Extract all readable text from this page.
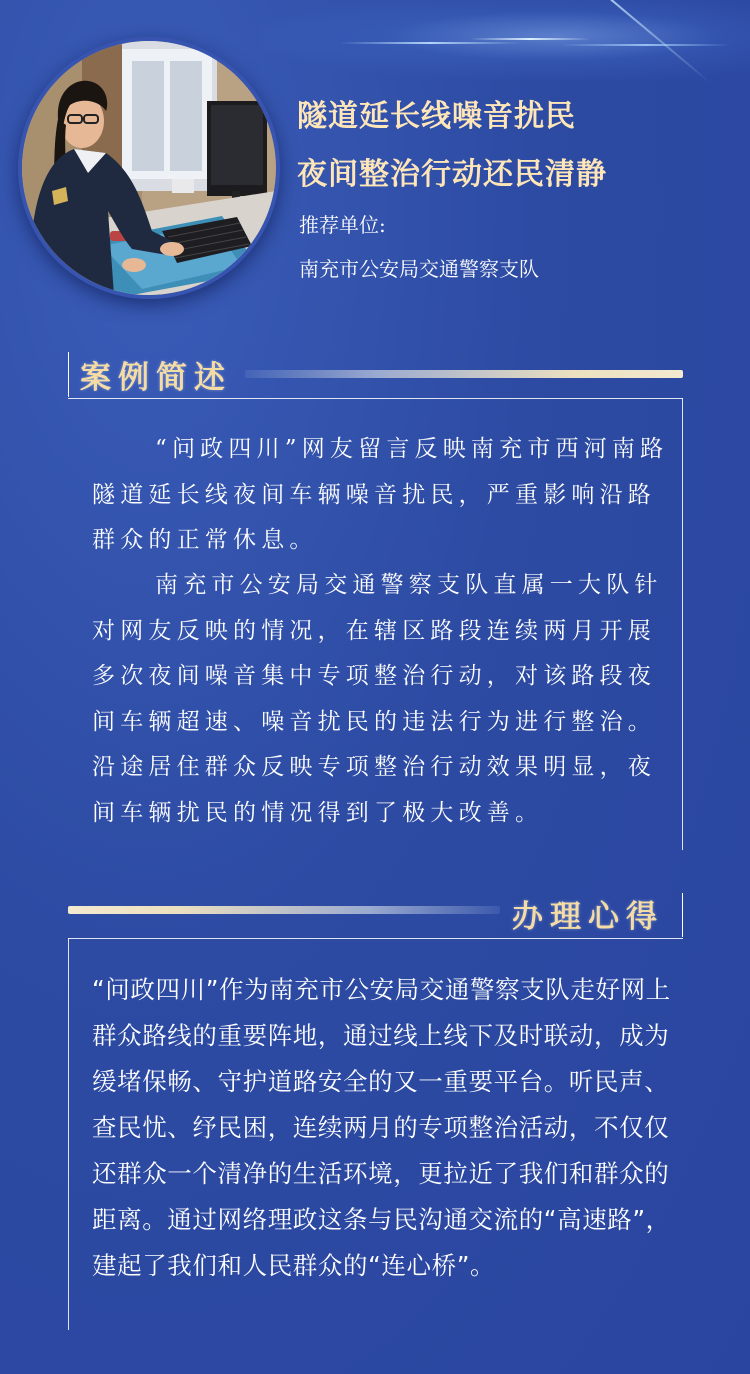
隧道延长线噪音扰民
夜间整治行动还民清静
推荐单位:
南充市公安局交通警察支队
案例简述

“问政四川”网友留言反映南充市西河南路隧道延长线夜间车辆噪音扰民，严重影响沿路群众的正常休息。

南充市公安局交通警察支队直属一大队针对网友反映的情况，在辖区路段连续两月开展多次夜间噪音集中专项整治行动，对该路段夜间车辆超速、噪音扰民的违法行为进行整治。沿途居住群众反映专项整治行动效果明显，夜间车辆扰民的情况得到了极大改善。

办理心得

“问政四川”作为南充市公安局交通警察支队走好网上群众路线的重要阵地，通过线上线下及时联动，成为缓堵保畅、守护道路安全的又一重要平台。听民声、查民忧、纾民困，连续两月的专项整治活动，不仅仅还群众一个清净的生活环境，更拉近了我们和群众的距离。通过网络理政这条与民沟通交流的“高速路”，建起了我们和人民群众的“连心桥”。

--

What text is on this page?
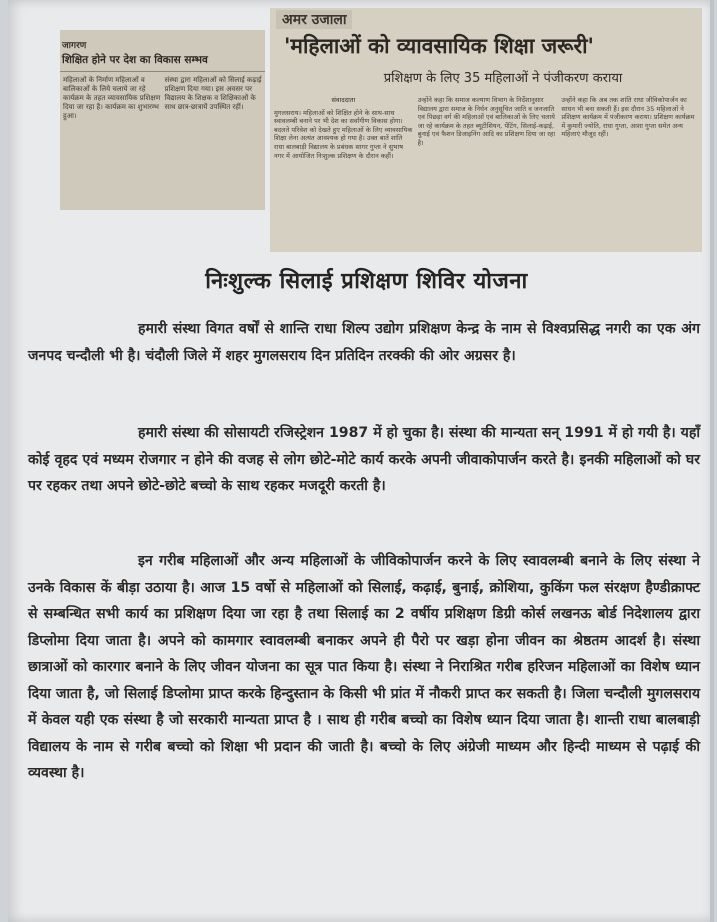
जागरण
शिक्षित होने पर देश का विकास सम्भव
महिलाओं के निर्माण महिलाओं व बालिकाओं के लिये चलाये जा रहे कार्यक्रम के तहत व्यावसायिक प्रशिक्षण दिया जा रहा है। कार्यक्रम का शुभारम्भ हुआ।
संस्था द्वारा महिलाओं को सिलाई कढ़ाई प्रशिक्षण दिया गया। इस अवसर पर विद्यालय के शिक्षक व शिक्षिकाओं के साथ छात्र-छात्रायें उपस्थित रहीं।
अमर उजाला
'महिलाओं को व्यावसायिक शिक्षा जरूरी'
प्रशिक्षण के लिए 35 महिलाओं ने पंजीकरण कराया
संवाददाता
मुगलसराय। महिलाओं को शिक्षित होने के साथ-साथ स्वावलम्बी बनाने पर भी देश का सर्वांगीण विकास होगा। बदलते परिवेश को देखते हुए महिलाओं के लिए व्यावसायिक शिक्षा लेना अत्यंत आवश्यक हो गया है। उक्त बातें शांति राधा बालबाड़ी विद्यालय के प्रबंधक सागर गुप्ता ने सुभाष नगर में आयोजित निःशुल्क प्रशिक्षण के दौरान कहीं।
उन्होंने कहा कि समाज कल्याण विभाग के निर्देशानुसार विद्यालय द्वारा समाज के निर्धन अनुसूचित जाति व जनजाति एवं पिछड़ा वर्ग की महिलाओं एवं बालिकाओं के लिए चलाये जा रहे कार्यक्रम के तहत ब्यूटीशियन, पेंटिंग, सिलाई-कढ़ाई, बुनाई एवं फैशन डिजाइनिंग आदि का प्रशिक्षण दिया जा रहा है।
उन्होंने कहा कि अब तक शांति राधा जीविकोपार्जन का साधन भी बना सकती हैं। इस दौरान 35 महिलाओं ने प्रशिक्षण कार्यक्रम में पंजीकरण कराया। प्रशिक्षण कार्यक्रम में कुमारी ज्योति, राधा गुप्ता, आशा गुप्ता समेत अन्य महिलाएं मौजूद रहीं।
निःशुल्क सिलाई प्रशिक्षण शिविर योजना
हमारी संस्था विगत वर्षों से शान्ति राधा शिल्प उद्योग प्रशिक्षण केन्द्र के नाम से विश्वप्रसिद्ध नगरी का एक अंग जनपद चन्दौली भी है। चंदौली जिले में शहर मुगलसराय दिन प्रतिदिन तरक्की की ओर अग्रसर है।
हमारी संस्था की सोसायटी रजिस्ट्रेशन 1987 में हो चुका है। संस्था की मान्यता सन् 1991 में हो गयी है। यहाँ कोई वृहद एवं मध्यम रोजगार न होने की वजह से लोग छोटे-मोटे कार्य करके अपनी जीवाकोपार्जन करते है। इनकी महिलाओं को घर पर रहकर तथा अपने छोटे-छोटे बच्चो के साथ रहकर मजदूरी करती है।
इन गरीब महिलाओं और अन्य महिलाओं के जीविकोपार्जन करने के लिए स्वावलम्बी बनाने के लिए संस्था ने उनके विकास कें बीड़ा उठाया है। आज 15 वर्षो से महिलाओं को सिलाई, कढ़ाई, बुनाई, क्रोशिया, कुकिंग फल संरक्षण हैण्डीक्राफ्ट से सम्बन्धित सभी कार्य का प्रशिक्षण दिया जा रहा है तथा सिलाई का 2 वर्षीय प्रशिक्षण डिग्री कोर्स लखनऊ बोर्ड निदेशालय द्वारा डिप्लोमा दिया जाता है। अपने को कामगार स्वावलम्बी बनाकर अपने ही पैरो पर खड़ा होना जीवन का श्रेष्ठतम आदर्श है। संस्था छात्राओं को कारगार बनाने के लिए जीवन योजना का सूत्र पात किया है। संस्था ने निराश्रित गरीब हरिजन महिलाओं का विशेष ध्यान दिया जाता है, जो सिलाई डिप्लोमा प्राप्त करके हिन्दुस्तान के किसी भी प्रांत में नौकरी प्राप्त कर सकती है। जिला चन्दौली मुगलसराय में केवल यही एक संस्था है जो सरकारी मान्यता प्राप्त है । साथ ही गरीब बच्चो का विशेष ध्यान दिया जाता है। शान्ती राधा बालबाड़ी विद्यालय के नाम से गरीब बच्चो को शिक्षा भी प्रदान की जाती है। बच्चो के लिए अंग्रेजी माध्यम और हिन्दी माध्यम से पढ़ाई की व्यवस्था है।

Stated problem: For the listing above, give the number of lines in which the string "text" occurs, and nothing else.

Task solution: 2